THE EXERCISE: Pull every line containing "Luke" from the entries.

EXERCISE INPUT:
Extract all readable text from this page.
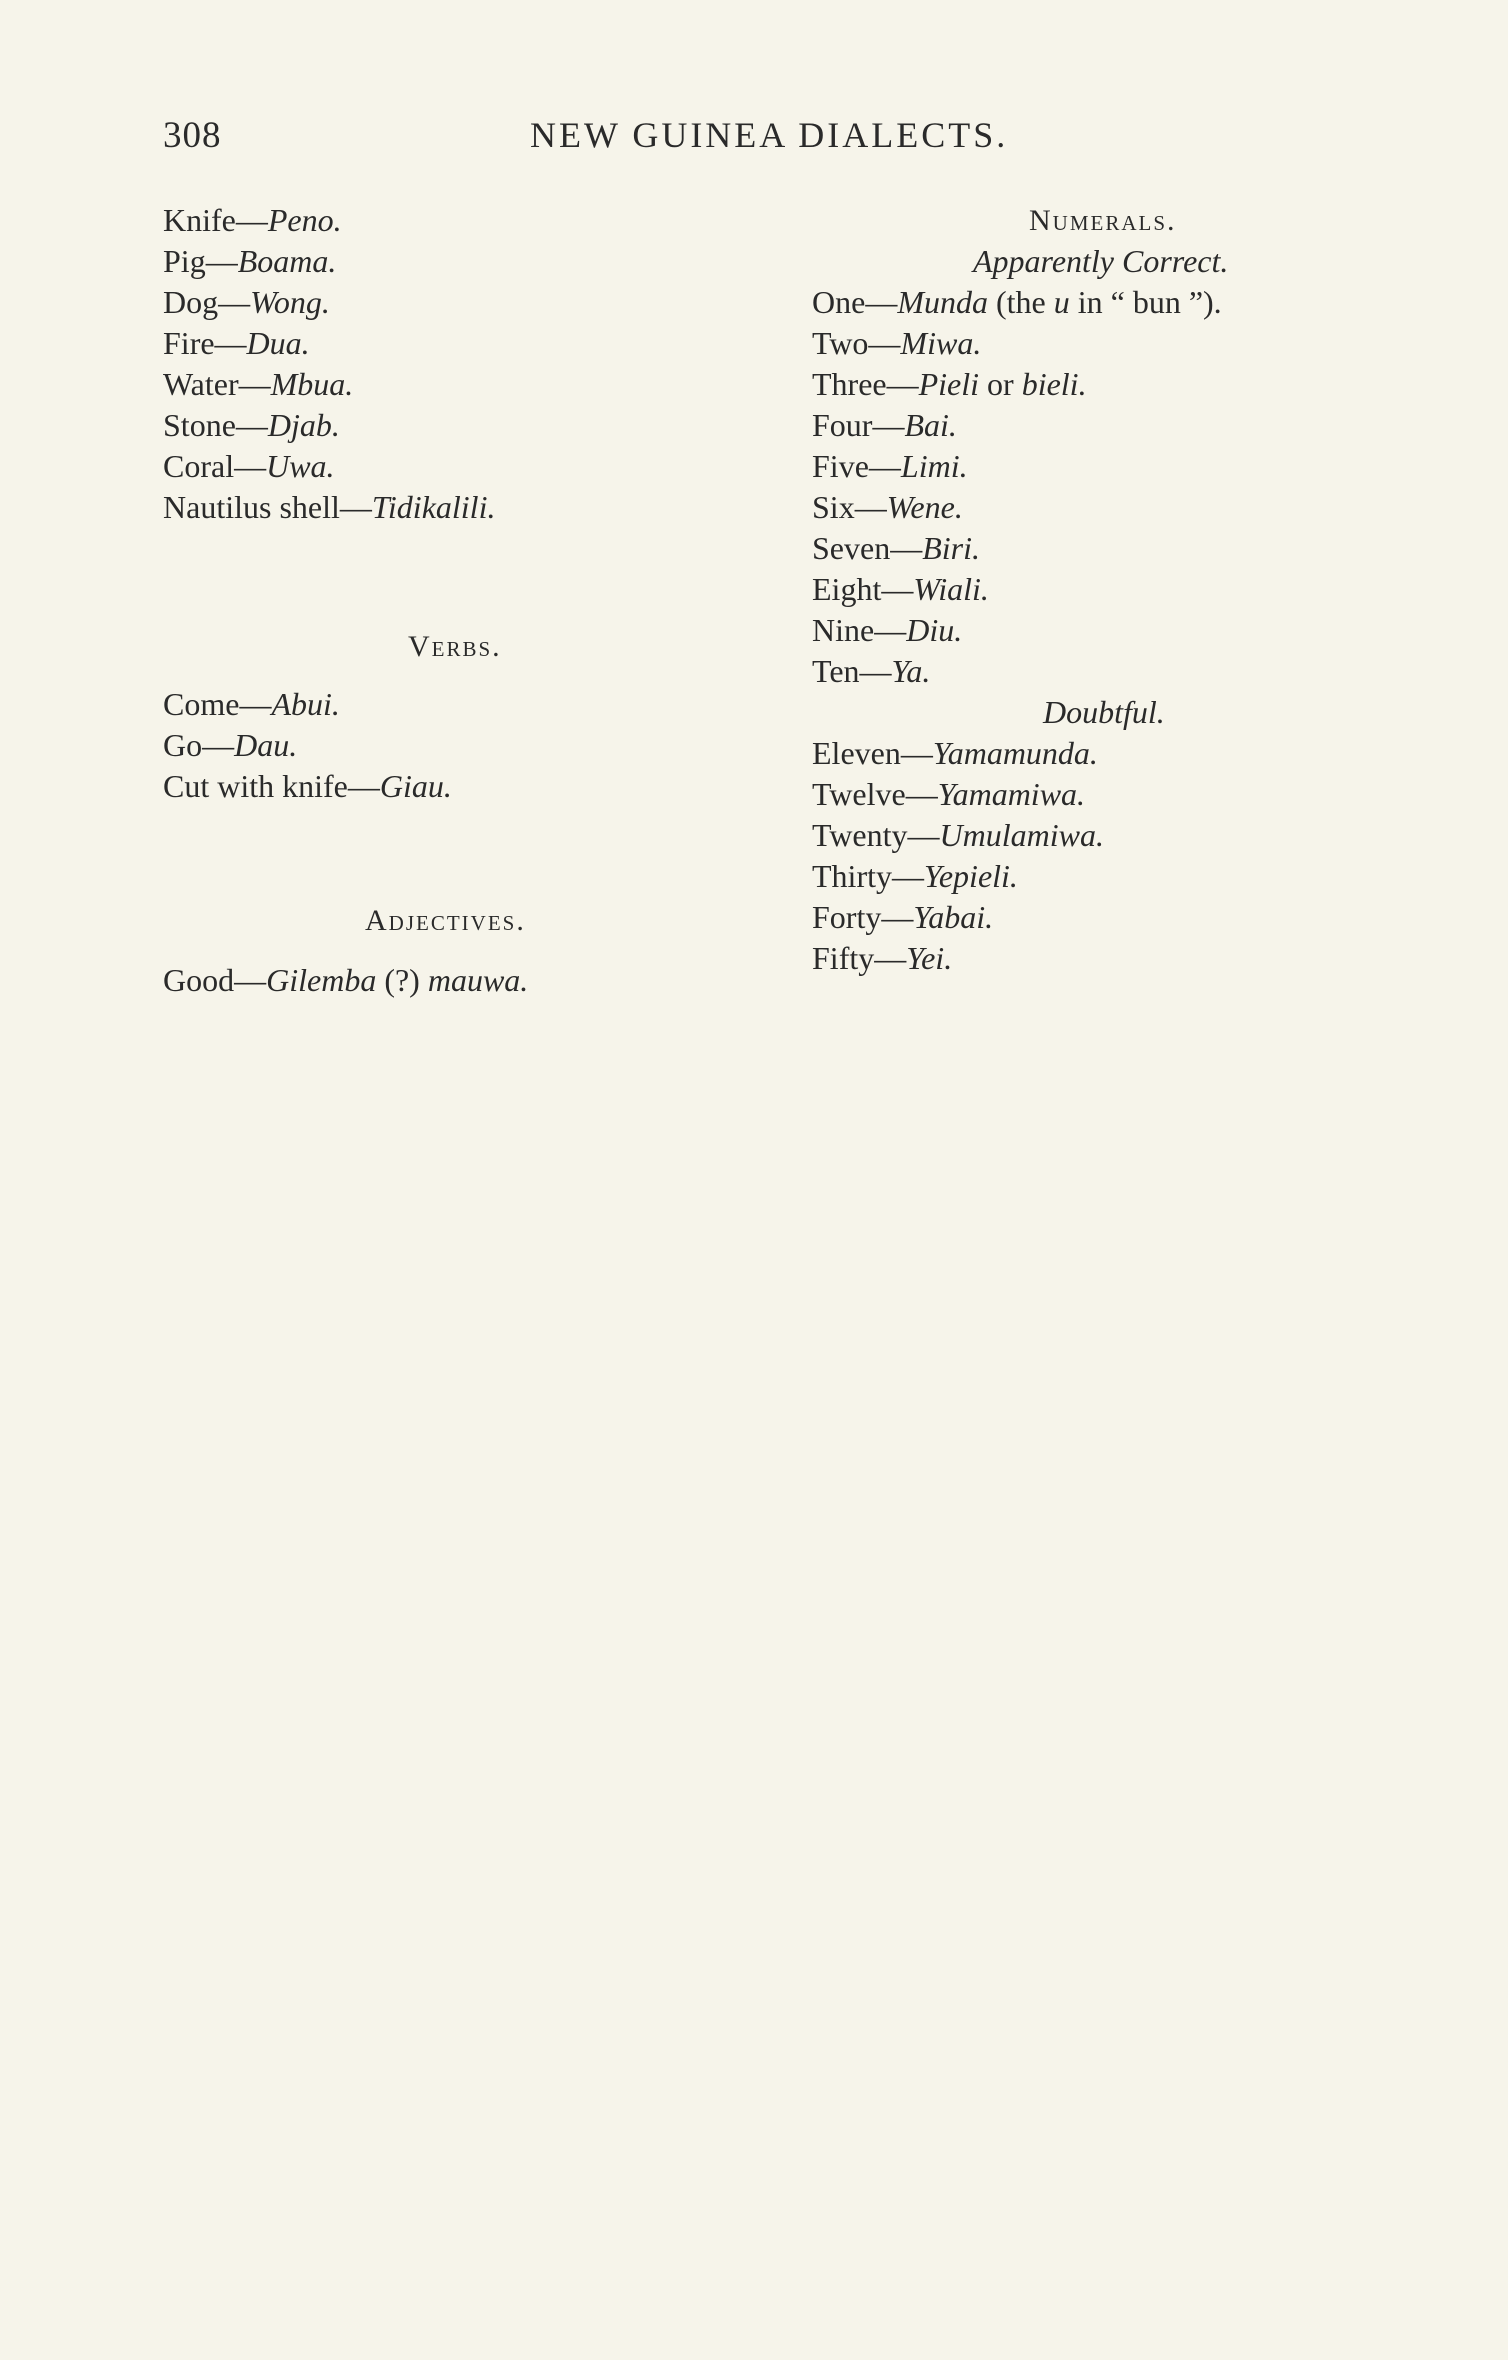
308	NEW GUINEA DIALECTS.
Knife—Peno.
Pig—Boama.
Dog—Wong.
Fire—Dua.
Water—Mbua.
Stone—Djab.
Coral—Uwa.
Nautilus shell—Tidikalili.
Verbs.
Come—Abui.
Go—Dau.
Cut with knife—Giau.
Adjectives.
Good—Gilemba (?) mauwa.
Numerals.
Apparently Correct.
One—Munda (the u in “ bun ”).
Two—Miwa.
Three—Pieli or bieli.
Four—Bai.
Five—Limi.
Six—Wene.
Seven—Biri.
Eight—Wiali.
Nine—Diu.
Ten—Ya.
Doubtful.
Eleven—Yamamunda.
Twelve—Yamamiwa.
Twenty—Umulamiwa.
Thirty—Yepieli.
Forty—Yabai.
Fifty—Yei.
* * *
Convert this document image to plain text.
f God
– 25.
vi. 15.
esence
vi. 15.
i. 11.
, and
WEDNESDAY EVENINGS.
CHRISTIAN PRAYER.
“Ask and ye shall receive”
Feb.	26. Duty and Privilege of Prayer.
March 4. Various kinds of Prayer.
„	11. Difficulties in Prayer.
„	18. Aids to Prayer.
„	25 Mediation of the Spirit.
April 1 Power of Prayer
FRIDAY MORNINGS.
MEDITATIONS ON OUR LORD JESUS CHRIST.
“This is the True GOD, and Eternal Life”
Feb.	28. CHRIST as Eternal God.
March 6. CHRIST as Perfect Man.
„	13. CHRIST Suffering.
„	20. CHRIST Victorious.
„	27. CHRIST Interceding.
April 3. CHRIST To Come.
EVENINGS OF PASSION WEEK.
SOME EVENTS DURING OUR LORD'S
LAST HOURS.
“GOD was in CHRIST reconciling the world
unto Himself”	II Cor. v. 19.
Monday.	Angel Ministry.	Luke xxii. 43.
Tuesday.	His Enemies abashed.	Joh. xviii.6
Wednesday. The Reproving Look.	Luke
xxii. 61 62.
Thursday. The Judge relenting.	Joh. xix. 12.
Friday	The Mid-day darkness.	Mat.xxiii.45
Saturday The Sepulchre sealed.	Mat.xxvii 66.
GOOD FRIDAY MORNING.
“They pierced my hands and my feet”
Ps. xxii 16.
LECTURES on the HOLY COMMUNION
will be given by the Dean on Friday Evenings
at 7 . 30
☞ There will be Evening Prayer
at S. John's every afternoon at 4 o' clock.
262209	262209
---
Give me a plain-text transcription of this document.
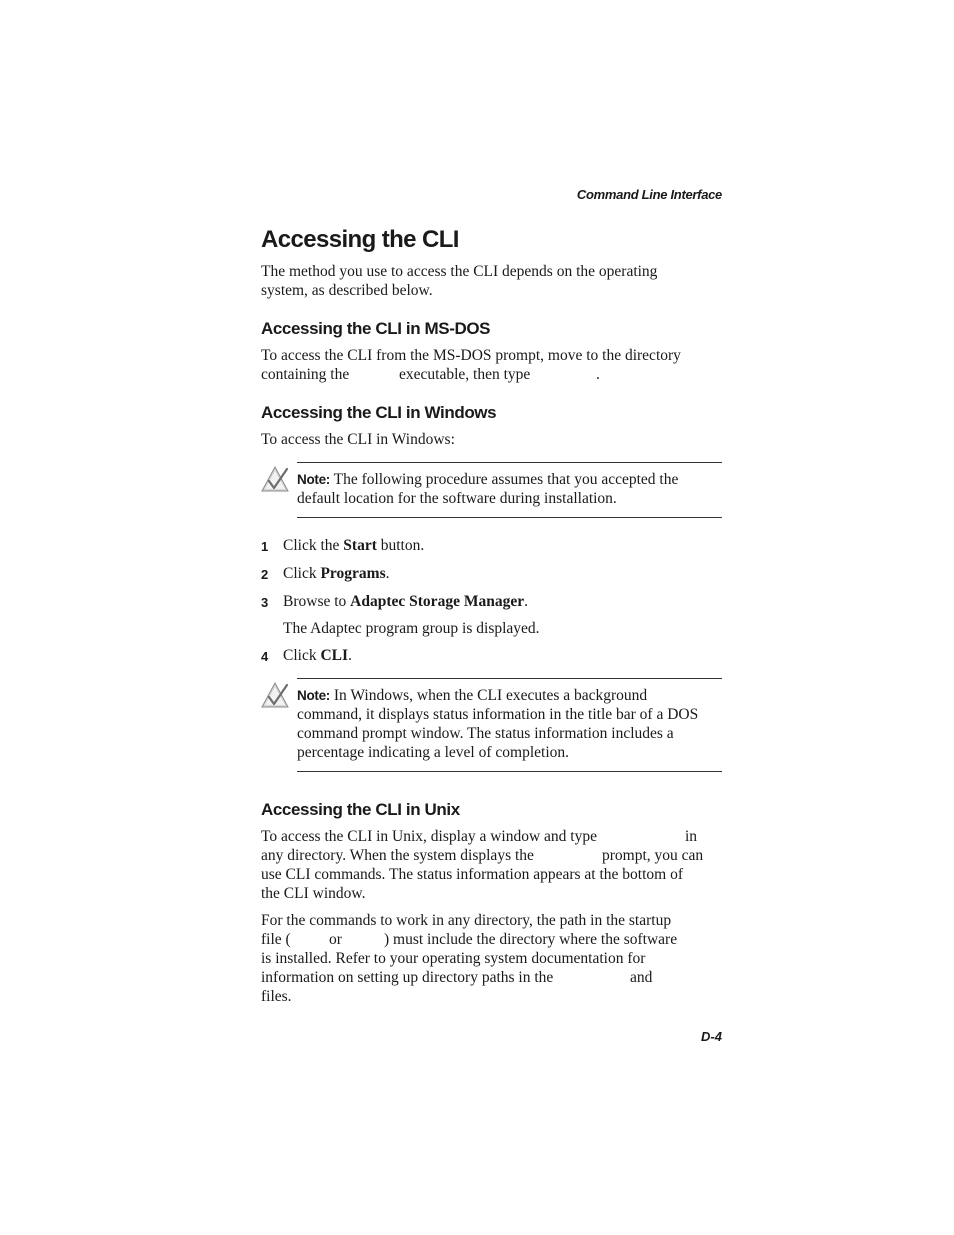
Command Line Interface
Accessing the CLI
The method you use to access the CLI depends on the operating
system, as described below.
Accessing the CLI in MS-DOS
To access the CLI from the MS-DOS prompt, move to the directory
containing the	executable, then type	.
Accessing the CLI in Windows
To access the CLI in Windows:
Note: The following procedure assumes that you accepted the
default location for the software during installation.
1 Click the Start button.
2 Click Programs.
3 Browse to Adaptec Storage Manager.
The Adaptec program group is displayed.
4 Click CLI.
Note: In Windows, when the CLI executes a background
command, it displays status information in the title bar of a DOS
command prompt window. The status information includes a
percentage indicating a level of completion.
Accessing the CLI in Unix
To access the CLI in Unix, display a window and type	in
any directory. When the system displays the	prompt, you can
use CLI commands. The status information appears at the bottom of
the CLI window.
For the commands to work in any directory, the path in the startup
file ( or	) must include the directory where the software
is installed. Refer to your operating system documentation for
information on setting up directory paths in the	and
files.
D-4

ANSWER TO THIS EXERCISE:
Monday.	Angel Ministry.	Luke xxii. 43.
Wednesday. The Reproving Look.	Luke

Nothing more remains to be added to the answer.